*Given task*.
Identify every line containing the word "Category" and reproduce each one.

*Information given*.
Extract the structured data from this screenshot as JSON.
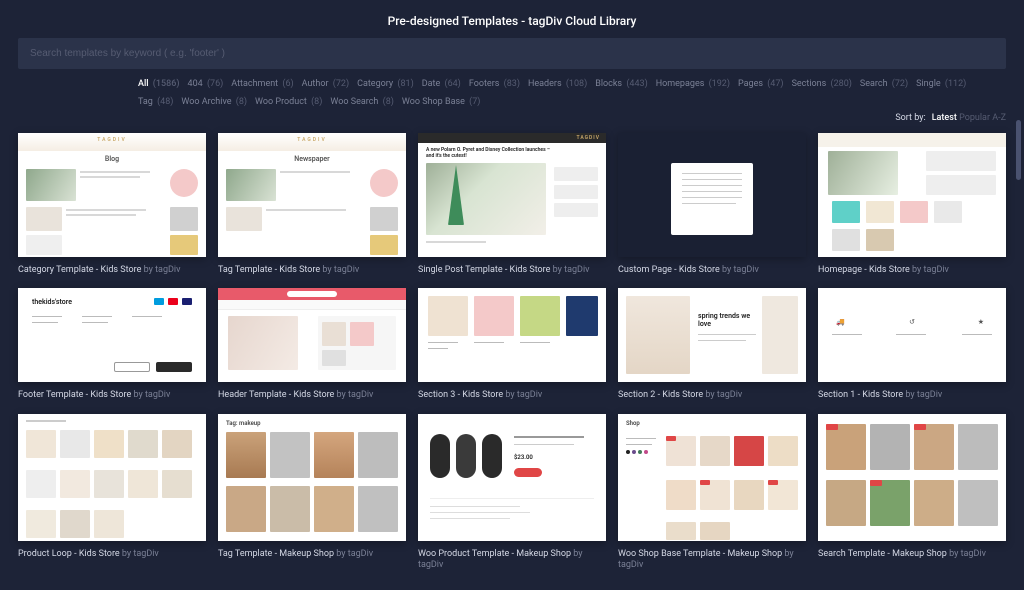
{
  "header": {
    "title": "Pre-designed Templates - tagDiv Cloud Library"
  },
  "search": {
    "placeholder": "Search templates by keyword ( e.g. 'footer' )"
  },
  "filters": [
    {
      "label": "All",
      "count": "(1586)",
      "active": true
    },
    {
      "label": "404",
      "count": "(76)"
    },
    {
      "label": "Attachment",
      "count": "(6)"
    },
    {
      "label": "Author",
      "count": "(72)"
    },
    {
      "label": "Category",
      "count": "(81)"
    },
    {
      "label": "Date",
      "count": "(64)"
    },
    {
      "label": "Footers",
      "count": "(83)"
    },
    {
      "label": "Headers",
      "count": "(108)"
    },
    {
      "label": "Blocks",
      "count": "(443)"
    },
    {
      "label": "Homepages",
      "count": "(192)"
    },
    {
      "label": "Pages",
      "count": "(47)"
    },
    {
      "label": "Sections",
      "count": "(280)"
    },
    {
      "label": "Search",
      "count": "(72)"
    },
    {
      "label": "Single",
      "count": "(112)"
    },
    {
      "label": "Tag",
      "count": "(48)"
    },
    {
      "label": "Woo Archive",
      "count": "(8)"
    },
    {
      "label": "Woo Product",
      "count": "(8)"
    },
    {
      "label": "Woo Search",
      "count": "(8)"
    },
    {
      "label": "Woo Shop Base",
      "count": "(7)"
    }
  ],
  "sort": {
    "label": "Sort by:",
    "options": [
      {
        "label": "Latest",
        "active": true
      },
      {
        "label": "Popular"
      },
      {
        "label": "A-Z"
      }
    ]
  },
  "by_word": "by",
  "cards": {
    "r1": [
      {
        "title": "Category Template - Kids Store",
        "author": "tagDiv"
      },
      {
        "title": "Tag Template - Kids Store",
        "author": "tagDiv"
      },
      {
        "title": "Single Post Template - Kids Store",
        "author": "tagDiv"
      },
      {
        "title": "Custom Page - Kids Store",
        "author": "tagDiv"
      },
      {
        "title": "Homepage - Kids Store",
        "author": "tagDiv"
      }
    ],
    "r2": [
      {
        "title": "Footer Template - Kids Store",
        "author": "tagDiv"
      },
      {
        "title": "Header Template - Kids Store",
        "author": "tagDiv"
      },
      {
        "title": "Section 3 - Kids Store",
        "author": "tagDiv"
      },
      {
        "title": "Section 2 - Kids Store",
        "author": "tagDiv"
      },
      {
        "title": "Section 1 - Kids Store",
        "author": "tagDiv"
      }
    ],
    "r3": [
      {
        "title": "Product Loop - Kids Store",
        "author": "tagDiv"
      },
      {
        "title": "Tag Template - Makeup Shop",
        "author": "tagDiv"
      },
      {
        "title": "Woo Product Template - Makeup Shop",
        "author": "tagDiv"
      },
      {
        "title": "Woo Shop Base Template - Makeup Shop",
        "author": "tagDiv"
      },
      {
        "title": "Search Template - Makeup Shop",
        "author": "tagDiv"
      }
    ]
  },
  "thumb_text": {
    "blog": "Blog",
    "newspaper": "Newspaper",
    "kidsstore": "thekids'store",
    "spring": "spring trends we love",
    "tagmakeup": "Tag: makeup",
    "shop": "Shop",
    "single_headline": "A new Polarn O. Pyret and Disney Collection launches – and it's the cutest!"
  }
}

*Correct result*.
      "label": "Category",
        "title": "Category Template - Kids Store",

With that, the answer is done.